* [Written request] Locate and copy all lines bearing the word "will".
** Start of Dataset entries **
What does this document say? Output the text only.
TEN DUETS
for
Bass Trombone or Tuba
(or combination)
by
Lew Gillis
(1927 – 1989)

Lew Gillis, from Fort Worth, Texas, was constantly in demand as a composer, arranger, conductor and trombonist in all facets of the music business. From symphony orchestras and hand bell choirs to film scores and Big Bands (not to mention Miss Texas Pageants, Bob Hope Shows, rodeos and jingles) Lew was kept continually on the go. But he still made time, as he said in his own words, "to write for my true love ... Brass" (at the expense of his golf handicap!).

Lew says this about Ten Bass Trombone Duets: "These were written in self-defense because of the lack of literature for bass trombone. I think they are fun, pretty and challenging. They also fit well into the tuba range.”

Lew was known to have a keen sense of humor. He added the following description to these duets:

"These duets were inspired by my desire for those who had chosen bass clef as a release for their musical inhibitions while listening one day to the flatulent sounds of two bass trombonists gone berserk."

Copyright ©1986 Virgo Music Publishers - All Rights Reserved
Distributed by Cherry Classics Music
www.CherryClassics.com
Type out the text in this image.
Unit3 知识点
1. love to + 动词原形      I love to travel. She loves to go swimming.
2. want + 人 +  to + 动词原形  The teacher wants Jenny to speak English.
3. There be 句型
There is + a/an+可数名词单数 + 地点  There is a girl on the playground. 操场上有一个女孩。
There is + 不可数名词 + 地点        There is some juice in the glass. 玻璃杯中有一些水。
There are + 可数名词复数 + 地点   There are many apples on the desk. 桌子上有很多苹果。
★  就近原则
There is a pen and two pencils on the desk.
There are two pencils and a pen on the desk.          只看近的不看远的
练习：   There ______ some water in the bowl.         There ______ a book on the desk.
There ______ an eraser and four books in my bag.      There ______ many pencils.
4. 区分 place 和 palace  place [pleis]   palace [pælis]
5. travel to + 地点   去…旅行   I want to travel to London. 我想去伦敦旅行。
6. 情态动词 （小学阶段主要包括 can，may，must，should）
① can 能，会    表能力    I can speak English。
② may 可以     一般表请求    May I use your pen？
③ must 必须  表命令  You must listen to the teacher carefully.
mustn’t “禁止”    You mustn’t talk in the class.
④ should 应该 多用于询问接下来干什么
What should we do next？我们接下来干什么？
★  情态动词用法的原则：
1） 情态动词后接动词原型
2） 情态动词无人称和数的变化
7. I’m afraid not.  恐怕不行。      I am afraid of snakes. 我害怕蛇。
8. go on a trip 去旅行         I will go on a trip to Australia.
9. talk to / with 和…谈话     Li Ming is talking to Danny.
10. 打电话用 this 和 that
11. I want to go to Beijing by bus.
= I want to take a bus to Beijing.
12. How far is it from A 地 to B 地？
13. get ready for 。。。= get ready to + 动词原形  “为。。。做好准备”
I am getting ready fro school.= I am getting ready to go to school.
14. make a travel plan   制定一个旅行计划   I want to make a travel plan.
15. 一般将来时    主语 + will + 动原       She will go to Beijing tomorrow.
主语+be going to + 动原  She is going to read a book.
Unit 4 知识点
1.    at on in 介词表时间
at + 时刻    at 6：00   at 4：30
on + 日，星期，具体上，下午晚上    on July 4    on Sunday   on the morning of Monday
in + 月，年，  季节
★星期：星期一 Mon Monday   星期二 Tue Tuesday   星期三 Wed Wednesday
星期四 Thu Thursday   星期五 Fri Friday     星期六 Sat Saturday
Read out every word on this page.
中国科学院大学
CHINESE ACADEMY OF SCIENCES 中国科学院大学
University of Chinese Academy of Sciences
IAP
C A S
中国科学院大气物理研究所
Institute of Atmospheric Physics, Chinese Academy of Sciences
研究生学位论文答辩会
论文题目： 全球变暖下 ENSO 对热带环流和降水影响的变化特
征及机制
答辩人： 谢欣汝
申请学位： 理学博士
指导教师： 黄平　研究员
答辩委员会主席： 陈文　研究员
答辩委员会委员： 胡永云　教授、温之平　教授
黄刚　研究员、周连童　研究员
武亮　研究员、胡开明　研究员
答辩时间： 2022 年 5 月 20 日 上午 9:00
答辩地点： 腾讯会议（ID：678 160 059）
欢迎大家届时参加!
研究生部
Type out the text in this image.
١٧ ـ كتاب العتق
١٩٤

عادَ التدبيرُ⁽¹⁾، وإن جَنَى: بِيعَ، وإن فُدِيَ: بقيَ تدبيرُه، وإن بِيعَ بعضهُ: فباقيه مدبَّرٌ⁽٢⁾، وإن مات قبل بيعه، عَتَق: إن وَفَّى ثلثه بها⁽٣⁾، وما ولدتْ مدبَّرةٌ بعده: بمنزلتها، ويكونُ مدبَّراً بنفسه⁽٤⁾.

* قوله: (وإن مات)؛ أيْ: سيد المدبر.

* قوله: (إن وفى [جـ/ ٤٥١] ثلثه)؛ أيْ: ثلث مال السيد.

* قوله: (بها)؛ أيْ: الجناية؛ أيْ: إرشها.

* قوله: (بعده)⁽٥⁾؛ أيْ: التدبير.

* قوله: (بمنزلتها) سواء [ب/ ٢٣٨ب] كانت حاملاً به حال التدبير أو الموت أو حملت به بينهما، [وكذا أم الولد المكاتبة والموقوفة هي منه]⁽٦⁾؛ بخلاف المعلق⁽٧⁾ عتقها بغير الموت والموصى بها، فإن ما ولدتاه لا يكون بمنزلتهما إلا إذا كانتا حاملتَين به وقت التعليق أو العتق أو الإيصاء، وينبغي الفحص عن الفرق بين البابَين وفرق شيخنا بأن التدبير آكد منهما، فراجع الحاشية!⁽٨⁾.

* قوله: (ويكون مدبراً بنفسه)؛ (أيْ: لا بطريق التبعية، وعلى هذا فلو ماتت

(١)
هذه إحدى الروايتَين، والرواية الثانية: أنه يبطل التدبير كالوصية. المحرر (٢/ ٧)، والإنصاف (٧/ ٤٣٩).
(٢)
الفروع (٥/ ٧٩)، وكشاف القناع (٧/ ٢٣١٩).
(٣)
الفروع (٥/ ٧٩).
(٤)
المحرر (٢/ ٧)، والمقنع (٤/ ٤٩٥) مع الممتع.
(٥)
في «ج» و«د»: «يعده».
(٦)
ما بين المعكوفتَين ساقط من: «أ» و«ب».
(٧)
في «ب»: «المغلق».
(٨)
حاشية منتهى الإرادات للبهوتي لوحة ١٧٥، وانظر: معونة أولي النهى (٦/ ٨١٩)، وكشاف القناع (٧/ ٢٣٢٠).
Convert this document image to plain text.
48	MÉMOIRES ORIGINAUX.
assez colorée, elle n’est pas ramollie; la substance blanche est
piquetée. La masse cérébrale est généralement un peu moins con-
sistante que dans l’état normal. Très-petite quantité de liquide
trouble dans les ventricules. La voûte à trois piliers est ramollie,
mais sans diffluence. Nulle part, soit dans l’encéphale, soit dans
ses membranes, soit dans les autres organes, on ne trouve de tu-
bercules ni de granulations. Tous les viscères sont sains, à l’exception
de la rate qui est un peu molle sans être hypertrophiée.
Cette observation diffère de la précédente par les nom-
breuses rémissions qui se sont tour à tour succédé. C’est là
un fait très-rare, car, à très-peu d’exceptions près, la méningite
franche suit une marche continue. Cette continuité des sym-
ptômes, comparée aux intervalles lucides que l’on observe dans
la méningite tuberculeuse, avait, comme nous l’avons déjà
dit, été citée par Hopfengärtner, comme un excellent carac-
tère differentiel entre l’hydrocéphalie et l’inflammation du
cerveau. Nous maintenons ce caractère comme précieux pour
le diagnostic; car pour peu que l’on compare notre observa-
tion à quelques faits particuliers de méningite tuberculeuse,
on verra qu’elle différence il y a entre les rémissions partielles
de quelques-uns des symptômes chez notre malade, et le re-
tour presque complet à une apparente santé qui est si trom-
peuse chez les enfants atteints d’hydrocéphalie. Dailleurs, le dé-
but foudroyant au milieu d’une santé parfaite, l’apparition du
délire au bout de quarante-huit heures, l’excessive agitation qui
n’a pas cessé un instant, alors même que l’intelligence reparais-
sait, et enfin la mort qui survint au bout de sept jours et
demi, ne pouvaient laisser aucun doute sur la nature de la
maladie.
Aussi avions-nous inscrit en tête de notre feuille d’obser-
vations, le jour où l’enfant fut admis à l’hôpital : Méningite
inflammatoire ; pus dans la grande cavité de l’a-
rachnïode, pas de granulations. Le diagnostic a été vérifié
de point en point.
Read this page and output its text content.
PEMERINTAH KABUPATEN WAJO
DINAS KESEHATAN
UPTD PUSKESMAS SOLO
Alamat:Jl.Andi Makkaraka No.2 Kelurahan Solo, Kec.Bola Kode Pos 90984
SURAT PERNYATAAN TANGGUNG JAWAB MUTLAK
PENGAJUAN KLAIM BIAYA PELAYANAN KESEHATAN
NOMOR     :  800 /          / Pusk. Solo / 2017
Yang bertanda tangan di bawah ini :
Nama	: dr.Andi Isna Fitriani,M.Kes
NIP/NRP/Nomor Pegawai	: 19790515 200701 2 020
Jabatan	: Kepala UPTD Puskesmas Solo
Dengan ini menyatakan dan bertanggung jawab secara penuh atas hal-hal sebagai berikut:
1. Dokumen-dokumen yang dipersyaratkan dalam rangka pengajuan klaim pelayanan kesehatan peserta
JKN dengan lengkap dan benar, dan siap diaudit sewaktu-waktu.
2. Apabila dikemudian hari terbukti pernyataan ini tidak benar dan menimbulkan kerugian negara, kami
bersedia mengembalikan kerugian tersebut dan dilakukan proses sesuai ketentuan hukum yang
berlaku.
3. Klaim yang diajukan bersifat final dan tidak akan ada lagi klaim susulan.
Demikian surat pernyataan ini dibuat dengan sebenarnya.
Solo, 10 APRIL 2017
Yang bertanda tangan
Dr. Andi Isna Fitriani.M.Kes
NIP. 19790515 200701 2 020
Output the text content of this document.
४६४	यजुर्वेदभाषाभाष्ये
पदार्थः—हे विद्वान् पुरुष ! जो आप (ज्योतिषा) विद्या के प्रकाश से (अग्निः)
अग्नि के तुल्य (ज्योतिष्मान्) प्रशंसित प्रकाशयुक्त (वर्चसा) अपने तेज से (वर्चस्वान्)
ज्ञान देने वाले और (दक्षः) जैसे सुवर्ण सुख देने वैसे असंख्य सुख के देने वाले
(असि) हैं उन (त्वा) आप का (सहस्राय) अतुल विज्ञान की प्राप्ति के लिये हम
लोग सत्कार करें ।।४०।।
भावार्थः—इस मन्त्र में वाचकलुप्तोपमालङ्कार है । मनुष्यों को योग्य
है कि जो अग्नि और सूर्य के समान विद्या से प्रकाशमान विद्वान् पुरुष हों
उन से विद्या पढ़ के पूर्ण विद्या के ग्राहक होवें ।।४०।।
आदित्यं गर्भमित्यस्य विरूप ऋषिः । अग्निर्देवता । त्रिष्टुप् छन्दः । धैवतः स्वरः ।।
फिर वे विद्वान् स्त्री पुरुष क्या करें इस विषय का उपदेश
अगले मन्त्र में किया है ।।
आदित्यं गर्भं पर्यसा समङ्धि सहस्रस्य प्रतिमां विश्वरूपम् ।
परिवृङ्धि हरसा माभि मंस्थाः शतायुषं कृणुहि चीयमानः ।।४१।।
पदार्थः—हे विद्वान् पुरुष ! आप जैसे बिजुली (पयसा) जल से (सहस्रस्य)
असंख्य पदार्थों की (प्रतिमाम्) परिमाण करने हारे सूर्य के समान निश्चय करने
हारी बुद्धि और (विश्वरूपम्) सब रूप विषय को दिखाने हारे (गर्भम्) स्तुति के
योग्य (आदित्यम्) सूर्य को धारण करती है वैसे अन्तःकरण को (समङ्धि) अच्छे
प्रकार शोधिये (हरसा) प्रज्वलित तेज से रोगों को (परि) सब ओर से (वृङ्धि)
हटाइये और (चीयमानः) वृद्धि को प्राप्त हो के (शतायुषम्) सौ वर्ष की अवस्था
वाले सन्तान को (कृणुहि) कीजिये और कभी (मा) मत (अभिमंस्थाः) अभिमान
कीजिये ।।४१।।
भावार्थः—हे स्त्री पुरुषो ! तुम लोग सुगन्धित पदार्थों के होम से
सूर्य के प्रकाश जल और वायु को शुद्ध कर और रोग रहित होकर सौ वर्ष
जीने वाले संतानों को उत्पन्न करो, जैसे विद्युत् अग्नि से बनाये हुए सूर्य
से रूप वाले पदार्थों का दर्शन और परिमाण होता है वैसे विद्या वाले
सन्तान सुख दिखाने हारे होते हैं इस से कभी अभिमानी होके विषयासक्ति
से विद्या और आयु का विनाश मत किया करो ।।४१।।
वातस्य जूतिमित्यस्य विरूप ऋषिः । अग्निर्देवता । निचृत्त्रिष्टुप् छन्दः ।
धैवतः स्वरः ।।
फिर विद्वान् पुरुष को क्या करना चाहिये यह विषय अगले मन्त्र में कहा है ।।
** End of Dataset entries **
* [Exercise output]
8. go on a trip 去旅行         I will go on a trip to Australia.
15. 一般将来时    主语 + will + 动原       She will go to Beijing tomorrow.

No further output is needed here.